**Directions for this task**
From the data that follows, copy every line holding the string "Cluster".

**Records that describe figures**
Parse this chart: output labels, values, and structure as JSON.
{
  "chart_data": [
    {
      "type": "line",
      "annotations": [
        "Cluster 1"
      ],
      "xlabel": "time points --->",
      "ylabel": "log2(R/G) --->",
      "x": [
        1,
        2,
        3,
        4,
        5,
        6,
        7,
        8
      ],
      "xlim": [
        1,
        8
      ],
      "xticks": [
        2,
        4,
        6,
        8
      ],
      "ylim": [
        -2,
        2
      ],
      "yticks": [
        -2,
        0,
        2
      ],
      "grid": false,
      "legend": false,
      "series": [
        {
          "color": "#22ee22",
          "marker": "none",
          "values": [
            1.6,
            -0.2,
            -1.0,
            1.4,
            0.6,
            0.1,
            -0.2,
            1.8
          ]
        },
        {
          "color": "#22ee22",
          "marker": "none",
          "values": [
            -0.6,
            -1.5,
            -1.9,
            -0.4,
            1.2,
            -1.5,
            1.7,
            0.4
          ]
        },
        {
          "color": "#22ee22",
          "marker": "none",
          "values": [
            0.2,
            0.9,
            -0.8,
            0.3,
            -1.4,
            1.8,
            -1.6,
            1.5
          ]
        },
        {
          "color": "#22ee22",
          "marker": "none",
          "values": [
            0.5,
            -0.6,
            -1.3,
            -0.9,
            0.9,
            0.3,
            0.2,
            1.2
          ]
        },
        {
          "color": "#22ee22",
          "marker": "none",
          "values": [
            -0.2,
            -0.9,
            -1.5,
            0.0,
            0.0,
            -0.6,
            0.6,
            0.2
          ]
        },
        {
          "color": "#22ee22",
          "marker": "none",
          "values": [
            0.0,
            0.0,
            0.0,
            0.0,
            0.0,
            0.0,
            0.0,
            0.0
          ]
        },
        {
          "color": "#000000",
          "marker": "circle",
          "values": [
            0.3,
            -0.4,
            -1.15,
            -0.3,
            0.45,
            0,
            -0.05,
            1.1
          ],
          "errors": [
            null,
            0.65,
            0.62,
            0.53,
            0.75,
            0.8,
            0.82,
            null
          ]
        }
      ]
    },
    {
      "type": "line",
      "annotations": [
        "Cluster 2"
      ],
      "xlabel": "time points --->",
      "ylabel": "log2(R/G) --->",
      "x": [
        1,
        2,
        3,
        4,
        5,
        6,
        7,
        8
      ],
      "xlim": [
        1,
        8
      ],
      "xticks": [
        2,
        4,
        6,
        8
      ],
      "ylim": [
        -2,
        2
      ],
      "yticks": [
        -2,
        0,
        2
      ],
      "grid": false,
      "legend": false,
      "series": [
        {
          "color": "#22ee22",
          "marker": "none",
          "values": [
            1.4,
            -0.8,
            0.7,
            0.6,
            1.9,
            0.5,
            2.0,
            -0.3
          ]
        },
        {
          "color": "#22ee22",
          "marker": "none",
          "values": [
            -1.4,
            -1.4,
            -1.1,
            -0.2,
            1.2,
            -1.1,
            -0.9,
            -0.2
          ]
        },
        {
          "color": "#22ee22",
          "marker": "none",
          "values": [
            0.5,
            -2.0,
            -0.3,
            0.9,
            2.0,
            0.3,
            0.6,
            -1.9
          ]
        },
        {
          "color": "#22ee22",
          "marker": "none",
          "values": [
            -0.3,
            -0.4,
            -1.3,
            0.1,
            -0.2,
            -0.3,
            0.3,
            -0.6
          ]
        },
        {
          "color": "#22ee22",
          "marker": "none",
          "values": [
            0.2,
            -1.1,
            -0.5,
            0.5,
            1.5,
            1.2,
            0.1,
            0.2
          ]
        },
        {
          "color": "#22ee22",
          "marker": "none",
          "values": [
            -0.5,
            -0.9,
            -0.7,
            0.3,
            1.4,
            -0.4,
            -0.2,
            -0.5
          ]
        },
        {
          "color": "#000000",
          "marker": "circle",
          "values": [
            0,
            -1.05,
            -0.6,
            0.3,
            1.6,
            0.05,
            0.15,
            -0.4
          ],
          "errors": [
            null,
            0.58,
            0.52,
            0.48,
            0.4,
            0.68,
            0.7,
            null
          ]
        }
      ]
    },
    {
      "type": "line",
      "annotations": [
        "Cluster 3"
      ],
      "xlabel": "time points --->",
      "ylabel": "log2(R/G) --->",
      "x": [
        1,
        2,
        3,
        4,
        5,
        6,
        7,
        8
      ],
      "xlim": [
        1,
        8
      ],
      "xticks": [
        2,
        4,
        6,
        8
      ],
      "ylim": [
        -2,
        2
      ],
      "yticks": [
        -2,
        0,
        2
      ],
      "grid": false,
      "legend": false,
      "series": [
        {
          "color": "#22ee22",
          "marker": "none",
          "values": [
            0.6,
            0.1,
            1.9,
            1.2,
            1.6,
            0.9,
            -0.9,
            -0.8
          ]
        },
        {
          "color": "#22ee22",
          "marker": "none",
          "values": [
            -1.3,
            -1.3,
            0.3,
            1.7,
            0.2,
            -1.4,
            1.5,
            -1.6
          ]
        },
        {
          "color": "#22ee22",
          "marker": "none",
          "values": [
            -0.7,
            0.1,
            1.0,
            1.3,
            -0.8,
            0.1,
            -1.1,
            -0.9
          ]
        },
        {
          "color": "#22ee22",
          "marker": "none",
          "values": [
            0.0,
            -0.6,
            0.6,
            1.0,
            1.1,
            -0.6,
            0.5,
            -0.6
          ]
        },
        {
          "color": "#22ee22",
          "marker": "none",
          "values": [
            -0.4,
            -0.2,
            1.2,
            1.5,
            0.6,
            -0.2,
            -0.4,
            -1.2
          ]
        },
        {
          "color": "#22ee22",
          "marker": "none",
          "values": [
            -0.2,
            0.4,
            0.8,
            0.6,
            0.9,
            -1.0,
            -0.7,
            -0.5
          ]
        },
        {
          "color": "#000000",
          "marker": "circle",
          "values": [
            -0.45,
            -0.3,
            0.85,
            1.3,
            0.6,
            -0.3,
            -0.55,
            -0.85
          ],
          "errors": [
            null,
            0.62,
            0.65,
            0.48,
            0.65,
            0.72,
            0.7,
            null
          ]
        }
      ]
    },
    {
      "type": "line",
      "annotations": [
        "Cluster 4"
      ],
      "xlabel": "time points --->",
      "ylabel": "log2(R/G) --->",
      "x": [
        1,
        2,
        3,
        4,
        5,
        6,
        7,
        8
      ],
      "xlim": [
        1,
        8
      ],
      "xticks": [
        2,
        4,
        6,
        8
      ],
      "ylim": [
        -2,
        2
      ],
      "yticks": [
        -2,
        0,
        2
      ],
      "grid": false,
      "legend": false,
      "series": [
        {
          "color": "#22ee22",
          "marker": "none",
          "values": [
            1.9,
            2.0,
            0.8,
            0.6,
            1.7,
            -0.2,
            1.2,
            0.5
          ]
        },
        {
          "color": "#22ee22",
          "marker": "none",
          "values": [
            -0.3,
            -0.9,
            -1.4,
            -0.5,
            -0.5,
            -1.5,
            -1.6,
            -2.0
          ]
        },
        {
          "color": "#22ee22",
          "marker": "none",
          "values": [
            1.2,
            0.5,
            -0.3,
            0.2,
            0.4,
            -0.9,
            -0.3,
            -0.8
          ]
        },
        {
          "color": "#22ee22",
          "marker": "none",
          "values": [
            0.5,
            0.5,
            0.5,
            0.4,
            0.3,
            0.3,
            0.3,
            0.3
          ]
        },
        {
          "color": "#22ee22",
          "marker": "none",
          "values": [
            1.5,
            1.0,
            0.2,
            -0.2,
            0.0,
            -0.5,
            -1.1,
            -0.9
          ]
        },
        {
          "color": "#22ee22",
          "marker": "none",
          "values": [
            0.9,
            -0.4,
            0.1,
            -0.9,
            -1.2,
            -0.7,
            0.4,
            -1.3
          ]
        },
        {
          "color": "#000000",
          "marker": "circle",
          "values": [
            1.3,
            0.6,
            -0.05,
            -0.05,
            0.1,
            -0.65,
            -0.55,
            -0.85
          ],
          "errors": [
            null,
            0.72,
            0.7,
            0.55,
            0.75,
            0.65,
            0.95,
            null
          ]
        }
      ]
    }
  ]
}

**Reply**
        "Cluster 1"
        "Cluster 2"
        "Cluster 3"
        "Cluster 4"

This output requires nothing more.